= AVAILABLE RECORDS =
______

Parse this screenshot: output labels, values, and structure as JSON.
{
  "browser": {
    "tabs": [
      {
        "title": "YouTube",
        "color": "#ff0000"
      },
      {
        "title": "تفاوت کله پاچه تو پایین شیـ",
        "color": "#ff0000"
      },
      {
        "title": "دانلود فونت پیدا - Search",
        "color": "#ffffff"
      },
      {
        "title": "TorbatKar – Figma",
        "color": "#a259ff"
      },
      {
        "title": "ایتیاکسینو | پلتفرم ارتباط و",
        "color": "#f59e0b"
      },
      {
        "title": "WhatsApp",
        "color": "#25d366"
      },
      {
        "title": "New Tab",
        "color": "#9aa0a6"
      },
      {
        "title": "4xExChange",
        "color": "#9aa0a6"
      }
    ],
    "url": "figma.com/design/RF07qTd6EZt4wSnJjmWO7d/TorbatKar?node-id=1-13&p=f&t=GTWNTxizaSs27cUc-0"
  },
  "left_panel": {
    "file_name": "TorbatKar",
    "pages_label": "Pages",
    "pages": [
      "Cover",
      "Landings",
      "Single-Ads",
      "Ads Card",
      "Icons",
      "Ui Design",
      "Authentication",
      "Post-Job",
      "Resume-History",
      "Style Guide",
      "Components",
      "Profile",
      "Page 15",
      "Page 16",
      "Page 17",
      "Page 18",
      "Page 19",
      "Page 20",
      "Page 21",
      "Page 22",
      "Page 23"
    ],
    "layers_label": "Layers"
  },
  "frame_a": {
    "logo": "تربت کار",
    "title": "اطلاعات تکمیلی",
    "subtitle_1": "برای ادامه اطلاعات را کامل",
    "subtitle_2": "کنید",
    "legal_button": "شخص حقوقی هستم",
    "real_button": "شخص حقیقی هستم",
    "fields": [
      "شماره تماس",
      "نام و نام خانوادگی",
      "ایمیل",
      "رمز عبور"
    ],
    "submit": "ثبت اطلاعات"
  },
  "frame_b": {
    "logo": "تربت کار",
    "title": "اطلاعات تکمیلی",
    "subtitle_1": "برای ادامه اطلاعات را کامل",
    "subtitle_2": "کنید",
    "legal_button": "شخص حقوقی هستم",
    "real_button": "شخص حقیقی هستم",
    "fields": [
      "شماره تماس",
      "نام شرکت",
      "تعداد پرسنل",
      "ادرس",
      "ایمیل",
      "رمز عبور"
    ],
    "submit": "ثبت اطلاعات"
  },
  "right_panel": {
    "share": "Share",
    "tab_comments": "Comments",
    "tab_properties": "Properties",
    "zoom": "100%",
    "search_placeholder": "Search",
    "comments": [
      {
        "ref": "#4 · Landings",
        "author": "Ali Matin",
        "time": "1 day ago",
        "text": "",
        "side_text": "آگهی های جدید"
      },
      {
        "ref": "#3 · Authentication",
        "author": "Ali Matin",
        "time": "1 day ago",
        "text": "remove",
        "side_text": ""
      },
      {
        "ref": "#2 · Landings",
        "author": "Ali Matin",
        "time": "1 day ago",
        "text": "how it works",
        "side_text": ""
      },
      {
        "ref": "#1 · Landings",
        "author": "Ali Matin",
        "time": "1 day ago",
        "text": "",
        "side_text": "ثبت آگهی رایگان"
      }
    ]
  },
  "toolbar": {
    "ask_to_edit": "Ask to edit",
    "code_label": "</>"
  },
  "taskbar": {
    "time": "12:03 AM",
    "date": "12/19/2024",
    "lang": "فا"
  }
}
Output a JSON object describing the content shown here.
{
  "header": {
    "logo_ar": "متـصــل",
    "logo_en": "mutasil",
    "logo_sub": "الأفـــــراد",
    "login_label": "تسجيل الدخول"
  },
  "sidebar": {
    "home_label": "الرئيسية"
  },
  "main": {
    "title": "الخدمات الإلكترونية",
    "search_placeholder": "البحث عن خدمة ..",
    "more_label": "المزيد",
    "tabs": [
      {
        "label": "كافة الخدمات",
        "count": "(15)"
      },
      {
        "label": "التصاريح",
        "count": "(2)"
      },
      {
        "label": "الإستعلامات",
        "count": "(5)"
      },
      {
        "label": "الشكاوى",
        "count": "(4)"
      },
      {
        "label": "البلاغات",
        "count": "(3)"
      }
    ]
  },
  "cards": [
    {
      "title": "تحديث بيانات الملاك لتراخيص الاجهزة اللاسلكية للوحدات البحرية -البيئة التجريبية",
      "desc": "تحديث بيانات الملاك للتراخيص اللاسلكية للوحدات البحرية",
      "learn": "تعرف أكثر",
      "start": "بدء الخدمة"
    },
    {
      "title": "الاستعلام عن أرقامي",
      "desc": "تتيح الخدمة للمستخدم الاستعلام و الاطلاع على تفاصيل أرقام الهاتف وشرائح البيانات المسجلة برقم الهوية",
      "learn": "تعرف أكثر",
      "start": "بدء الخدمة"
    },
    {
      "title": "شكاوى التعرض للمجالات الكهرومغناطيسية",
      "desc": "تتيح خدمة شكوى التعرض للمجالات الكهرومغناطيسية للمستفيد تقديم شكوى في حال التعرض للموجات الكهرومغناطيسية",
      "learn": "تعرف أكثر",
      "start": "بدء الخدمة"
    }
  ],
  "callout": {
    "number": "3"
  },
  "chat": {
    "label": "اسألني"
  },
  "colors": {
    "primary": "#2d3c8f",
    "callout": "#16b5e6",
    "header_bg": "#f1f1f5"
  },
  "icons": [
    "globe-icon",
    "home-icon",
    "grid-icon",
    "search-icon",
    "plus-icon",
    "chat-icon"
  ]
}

______

= YOUR GOAL =
From the listing above, pick out every line containing "تتيح".

= ANSWER =
      "desc": "تتيح الخدمة للمستخدم الاستعلام و الاطلاع على تفاصيل أرقام الهاتف وشرائح البيانات المسجلة برقم الهوية",
      "desc": "تتيح خدمة شكوى التعرض للمجالات الكهرومغناطيسية للمستفيد تقديم شكوى في حال التعرض للموجات الكهرومغناطيسية",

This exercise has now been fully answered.